======== Dataset excerpts ========

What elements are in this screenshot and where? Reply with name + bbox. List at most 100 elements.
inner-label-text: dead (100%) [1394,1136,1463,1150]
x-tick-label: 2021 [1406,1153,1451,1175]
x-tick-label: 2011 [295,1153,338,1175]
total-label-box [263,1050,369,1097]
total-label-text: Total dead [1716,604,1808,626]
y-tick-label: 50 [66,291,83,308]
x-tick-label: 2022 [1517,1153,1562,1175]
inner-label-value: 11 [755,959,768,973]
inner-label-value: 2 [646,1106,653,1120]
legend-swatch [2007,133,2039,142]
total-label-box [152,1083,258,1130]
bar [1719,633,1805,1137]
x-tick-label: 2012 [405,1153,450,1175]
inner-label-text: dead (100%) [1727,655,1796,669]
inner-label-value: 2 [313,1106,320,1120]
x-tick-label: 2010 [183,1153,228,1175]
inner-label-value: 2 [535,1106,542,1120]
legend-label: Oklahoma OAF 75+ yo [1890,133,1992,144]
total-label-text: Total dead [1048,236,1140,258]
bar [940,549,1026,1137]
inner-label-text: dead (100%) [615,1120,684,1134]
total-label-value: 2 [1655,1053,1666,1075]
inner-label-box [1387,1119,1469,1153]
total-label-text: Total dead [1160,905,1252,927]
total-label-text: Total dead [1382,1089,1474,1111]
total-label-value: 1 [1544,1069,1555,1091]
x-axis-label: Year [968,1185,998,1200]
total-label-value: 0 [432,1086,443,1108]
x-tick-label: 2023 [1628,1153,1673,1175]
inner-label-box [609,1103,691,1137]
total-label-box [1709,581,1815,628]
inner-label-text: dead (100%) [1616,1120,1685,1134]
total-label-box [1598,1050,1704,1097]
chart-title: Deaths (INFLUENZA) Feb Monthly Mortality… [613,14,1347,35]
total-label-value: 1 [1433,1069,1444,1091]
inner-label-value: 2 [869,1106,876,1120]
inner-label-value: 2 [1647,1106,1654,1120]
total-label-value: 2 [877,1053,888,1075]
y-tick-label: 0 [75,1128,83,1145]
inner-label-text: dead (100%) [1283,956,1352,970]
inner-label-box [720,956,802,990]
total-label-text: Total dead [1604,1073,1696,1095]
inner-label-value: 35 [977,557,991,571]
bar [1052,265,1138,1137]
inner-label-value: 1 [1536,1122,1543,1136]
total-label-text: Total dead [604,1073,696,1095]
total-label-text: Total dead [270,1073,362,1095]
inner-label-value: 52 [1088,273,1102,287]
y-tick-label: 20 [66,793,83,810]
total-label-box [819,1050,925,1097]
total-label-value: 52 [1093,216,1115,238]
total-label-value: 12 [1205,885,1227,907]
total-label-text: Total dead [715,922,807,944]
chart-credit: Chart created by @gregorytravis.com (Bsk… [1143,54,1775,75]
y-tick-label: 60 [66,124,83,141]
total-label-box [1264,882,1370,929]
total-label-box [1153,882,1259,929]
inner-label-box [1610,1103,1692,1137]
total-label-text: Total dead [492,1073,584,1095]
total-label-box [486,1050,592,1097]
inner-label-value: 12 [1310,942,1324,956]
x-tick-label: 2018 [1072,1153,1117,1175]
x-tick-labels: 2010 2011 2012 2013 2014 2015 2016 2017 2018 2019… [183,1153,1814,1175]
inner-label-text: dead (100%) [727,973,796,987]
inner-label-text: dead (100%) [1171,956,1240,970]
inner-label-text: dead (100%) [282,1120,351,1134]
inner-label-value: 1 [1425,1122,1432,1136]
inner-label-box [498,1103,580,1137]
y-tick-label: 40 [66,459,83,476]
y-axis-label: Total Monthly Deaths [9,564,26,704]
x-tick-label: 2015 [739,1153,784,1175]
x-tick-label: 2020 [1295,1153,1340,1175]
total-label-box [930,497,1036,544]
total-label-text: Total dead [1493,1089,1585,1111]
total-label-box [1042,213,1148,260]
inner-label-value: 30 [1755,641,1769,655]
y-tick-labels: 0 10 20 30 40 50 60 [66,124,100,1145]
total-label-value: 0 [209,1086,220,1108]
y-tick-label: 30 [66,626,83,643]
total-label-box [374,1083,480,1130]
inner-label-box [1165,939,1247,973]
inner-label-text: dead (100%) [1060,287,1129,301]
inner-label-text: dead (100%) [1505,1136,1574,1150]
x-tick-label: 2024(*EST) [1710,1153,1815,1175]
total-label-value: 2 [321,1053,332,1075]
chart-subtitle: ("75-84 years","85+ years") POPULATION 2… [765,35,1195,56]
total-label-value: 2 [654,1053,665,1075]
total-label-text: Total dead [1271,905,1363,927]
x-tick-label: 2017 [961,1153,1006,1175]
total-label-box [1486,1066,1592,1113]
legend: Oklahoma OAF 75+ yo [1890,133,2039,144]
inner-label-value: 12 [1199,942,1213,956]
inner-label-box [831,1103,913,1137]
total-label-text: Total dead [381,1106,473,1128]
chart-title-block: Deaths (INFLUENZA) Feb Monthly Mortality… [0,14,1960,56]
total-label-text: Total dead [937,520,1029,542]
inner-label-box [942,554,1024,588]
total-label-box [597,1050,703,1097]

========

## Task description
Rewrite every line of the items above, putting "Total deaths" wherever "Total dead" appears and leaving everything else unchanged.

## Written response
What elements are in this screenshot and where? Reply with name + bbox. List at most 100 elements.
inner-label-text: dead (100%) [1394,1136,1463,1150]
x-tick-label: 2021 [1406,1153,1451,1175]
x-tick-label: 2011 [295,1153,338,1175]
total-label-box [263,1050,369,1097]
total-label-text: Total deaths [1716,604,1808,626]
y-tick-label: 50 [66,291,83,308]
x-tick-label: 2022 [1517,1153,1562,1175]
inner-label-value: 11 [755,959,768,973]
inner-label-value: 2 [646,1106,653,1120]
legend-swatch [2007,133,2039,142]
total-label-box [152,1083,258,1130]
bar [1719,633,1805,1137]
x-tick-label: 2012 [405,1153,450,1175]
inner-label-text: dead (100%) [1727,655,1796,669]
inner-label-value: 2 [313,1106,320,1120]
x-tick-label: 2010 [183,1153,228,1175]
inner-label-value: 2 [535,1106,542,1120]
legend-label: Oklahoma OAF 75+ yo [1890,133,1992,144]
total-label-text: Total deaths [1048,236,1140,258]
bar [940,549,1026,1137]
inner-label-text: dead (100%) [615,1120,684,1134]
total-label-value: 2 [1655,1053,1666,1075]
inner-label-box [1387,1119,1469,1153]
total-label-text: Total deaths [1160,905,1252,927]
total-label-text: Total deaths [1382,1089,1474,1111]
total-label-value: 1 [1544,1069,1555,1091]
x-axis-label: Year [968,1185,998,1200]
total-label-value: 0 [432,1086,443,1108]
x-tick-label: 2023 [1628,1153,1673,1175]
inner-label-box [609,1103,691,1137]
total-label-box [1709,581,1815,628]
inner-label-text: dead (100%) [1616,1120,1685,1134]
total-label-box [1598,1050,1704,1097]
chart-title: Deaths (INFLUENZA) Feb Monthly Mortality… [613,14,1347,35]
total-label-value: 1 [1433,1069,1444,1091]
inner-label-value: 2 [869,1106,876,1120]
inner-label-value: 2 [1647,1106,1654,1120]
total-label-value: 2 [877,1053,888,1075]
y-tick-label: 0 [75,1128,83,1145]
inner-label-text: dead (100%) [1283,956,1352,970]
inner-label-box [720,956,802,990]
total-label-text: Total deaths [1604,1073,1696,1095]
inner-label-value: 35 [977,557,991,571]
bar [1052,265,1138,1137]
inner-label-value: 1 [1536,1122,1543,1136]
total-label-text: Total deaths [604,1073,696,1095]
total-label-text: Total deaths [270,1073,362,1095]
inner-label-value: 52 [1088,273,1102,287]
y-tick-label: 20 [66,793,83,810]
total-label-box [819,1050,925,1097]
total-label-value: 52 [1093,216,1115,238]
total-label-value: 12 [1205,885,1227,907]
total-label-text: Total deaths [715,922,807,944]
chart-credit: Chart created by @gregorytravis.com (Bsk… [1143,54,1775,75]
y-tick-label: 60 [66,124,83,141]
total-label-box [1264,882,1370,929]
total-label-box [1153,882,1259,929]
inner-label-box [1610,1103,1692,1137]
total-label-text: Total deaths [492,1073,584,1095]
total-label-box [486,1050,592,1097]
inner-label-value: 12 [1310,942,1324,956]
x-tick-label: 2018 [1072,1153,1117,1175]
x-tick-labels: 2010 2011 2012 2013 2014 2015 2016 2017 2018 2019… [183,1153,1814,1175]
inner-label-text: dead (100%) [727,973,796,987]
inner-label-text: dead (100%) [1171,956,1240,970]
inner-label-text: dead (100%) [282,1120,351,1134]
inner-label-value: 1 [1425,1122,1432,1136]
inner-label-box [498,1103,580,1137]
y-tick-label: 40 [66,459,83,476]
y-axis-label: Total Monthly Deaths [9,564,26,704]
x-tick-label: 2015 [739,1153,784,1175]
x-tick-label: 2020 [1295,1153,1340,1175]
total-label-box [930,497,1036,544]
total-label-text: Total deaths [1493,1089,1585,1111]
total-label-box [1042,213,1148,260]
inner-label-value: 30 [1755,641,1769,655]
y-tick-labels: 0 10 20 30 40 50 60 [66,124,100,1145]
total-label-value: 0 [209,1086,220,1108]
y-tick-label: 30 [66,626,83,643]
total-label-box [374,1083,480,1130]
inner-label-box [1165,939,1247,973]
inner-label-text: dead (100%) [1060,287,1129,301]
inner-label-text: dead (100%) [1505,1136,1574,1150]
x-tick-label: 2024(*EST) [1710,1153,1815,1175]
total-label-value: 2 [321,1053,332,1075]
chart-subtitle: ("75-84 years","85+ years") POPULATION 2… [765,35,1195,56]
total-label-value: 2 [654,1053,665,1075]
total-label-text: Total deaths [1271,905,1363,927]
x-tick-label: 2017 [961,1153,1006,1175]
total-label-box [1486,1066,1592,1113]
legend: Oklahoma OAF 75+ yo [1890,133,2039,144]
inner-label-value: 12 [1199,942,1213,956]
inner-label-box [831,1103,913,1137]
total-label-text: Total deaths [381,1106,473,1128]
chart-title-block: Deaths (INFLUENZA) Feb Monthly Mortality… [0,14,1960,56]
total-label-text: Total deaths [937,520,1029,542]
inner-label-box [942,554,1024,588]
total-label-box [597,1050,703,1097]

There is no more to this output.